#### [Task objective]
Restate the complete material exactly.

#### [Task inputs]
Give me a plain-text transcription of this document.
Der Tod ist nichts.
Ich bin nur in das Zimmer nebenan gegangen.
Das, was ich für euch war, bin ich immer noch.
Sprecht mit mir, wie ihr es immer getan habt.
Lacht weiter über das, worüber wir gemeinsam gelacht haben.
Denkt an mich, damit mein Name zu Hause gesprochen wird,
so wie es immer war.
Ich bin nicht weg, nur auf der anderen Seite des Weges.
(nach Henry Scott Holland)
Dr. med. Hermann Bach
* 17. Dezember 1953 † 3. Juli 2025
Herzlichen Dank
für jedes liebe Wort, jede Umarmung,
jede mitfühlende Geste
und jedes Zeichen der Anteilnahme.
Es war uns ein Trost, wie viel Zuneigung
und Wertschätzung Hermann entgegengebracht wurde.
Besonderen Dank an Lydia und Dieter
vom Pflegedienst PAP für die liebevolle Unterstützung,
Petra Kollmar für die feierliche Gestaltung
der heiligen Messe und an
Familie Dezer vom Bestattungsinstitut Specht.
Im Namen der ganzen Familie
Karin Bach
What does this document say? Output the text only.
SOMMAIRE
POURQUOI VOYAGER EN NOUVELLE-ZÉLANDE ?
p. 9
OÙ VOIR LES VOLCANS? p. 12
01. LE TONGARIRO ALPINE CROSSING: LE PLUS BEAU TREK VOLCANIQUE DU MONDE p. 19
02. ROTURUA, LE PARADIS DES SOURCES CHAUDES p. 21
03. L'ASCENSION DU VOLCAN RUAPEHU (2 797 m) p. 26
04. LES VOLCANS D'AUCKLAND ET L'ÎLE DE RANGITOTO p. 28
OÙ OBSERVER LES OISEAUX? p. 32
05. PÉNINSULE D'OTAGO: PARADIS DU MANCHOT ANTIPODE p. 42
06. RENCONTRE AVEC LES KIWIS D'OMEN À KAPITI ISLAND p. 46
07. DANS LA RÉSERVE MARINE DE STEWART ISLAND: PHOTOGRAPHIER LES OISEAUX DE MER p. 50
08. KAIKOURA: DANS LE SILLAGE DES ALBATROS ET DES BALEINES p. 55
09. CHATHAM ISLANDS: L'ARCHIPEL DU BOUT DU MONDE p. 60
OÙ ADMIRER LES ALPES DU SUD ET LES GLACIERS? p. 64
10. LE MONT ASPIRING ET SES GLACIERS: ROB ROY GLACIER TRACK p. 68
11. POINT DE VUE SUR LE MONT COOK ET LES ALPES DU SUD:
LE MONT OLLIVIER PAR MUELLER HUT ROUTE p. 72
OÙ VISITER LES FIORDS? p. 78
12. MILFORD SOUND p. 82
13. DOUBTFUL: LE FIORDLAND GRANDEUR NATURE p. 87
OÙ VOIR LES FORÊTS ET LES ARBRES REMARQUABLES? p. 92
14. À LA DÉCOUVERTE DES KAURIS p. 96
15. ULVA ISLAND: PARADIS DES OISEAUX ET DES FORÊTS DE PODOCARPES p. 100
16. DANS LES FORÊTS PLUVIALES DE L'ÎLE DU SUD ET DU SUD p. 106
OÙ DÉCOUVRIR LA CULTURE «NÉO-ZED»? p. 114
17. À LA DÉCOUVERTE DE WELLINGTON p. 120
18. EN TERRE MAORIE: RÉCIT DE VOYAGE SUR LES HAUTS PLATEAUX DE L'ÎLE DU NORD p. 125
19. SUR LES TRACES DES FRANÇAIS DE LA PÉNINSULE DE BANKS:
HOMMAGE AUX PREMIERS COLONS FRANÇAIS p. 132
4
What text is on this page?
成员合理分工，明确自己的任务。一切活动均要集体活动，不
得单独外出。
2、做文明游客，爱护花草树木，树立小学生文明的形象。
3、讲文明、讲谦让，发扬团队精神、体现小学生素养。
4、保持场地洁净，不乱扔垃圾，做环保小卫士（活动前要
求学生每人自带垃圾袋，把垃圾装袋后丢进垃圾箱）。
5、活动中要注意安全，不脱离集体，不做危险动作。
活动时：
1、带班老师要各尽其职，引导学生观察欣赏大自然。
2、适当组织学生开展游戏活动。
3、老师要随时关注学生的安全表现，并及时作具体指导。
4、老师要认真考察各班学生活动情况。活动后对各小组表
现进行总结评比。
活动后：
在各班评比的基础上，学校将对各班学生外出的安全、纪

#### [Result]
Give me a plain-text transcription of this document.
Der Tod ist nichts.
Ich bin nur in das Zimmer nebenan gegangen.
Das, was ich für euch war, bin ich immer noch.
Sprecht mit mir, wie ihr es immer getan habt.
Lacht weiter über das, worüber wir gemeinsam gelacht haben.
Denkt an mich, damit mein Name zu Hause gesprochen wird,
so wie es immer war.
Ich bin nicht weg, nur auf der anderen Seite des Weges.
(nach Henry Scott Holland)
Dr. med. Hermann Bach
* 17. Dezember 1953 † 3. Juli 2025
Herzlichen Dank
für jedes liebe Wort, jede Umarmung,
jede mitfühlende Geste
und jedes Zeichen der Anteilnahme.
Es war uns ein Trost, wie viel Zuneigung
und Wertschätzung Hermann entgegengebracht wurde.
Besonderen Dank an Lydia und Dieter
vom Pflegedienst PAP für die liebevolle Unterstützung,
Petra Kollmar für die feierliche Gestaltung
der heiligen Messe und an
Familie Dezer vom Bestattungsinstitut Specht.
Im Namen der ganzen Familie
Karin Bach
What does this document say? Output the text only.
SOMMAIRE
POURQUOI VOYAGER EN NOUVELLE-ZÉLANDE ?
p. 9
OÙ VOIR LES VOLCANS? p. 12
01. LE TONGARIRO ALPINE CROSSING: LE PLUS BEAU TREK VOLCANIQUE DU MONDE p. 19
02. ROTURUA, LE PARADIS DES SOURCES CHAUDES p. 21
03. L'ASCENSION DU VOLCAN RUAPEHU (2 797 m) p. 26
04. LES VOLCANS D'AUCKLAND ET L'ÎLE DE RANGITOTO p. 28
OÙ OBSERVER LES OISEAUX? p. 32
05. PÉNINSULE D'OTAGO: PARADIS DU MANCHOT ANTIPODE p. 42
06. RENCONTRE AVEC LES KIWIS D'OMEN À KAPITI ISLAND p. 46
07. DANS LA RÉSERVE MARINE DE STEWART ISLAND: PHOTOGRAPHIER LES OISEAUX DE MER p. 50
08. KAIKOURA: DANS LE SILLAGE DES ALBATROS ET DES BALEINES p. 55
09. CHATHAM ISLANDS: L'ARCHIPEL DU BOUT DU MONDE p. 60
OÙ ADMIRER LES ALPES DU SUD ET LES GLACIERS? p. 64
10. LE MONT ASPIRING ET SES GLACIERS: ROB ROY GLACIER TRACK p. 68
11. POINT DE VUE SUR LE MONT COOK ET LES ALPES DU SUD:
LE MONT OLLIVIER PAR MUELLER HUT ROUTE p. 72
OÙ VISITER LES FIORDS? p. 78
12. MILFORD SOUND p. 82
13. DOUBTFUL: LE FIORDLAND GRANDEUR NATURE p. 87
OÙ VOIR LES FORÊTS ET LES ARBRES REMARQUABLES? p. 92
14. À LA DÉCOUVERTE DES KAURIS p. 96
15. ULVA ISLAND: PARADIS DES OISEAUX ET DES FORÊTS DE PODOCARPES p. 100
16. DANS LES FORÊTS PLUVIALES DE L'ÎLE DU SUD ET DU SUD p. 106
OÙ DÉCOUVRIR LA CULTURE «NÉO-ZED»? p. 114
17. À LA DÉCOUVERTE DE WELLINGTON p. 120
18. EN TERRE MAORIE: RÉCIT DE VOYAGE SUR LES HAUTS PLATEAUX DE L'ÎLE DU NORD p. 125
19. SUR LES TRACES DES FRANÇAIS DE LA PÉNINSULE DE BANKS:
HOMMAGE AUX PREMIERS COLONS FRANÇAIS p. 132
4
What text is on this page?
成员合理分工，明确自己的任务。一切活动均要集体活动，不
得单独外出。
2、做文明游客，爱护花草树木，树立小学生文明的形象。
3、讲文明、讲谦让，发扬团队精神、体现小学生素养。
4、保持场地洁净，不乱扔垃圾，做环保小卫士（活动前要
求学生每人自带垃圾袋，把垃圾装袋后丢进垃圾箱）。
5、活动中要注意安全，不脱离集体，不做危险动作。
活动时：
1、带班老师要各尽其职，引导学生观察欣赏大自然。
2、适当组织学生开展游戏活动。
3、老师要随时关注学生的安全表现，并及时作具体指导。
4、老师要认真考察各班学生活动情况。活动后对各小组表
现进行总结评比。
活动后：
在各班评比的基础上，学校将对各班学生外出的安全、纪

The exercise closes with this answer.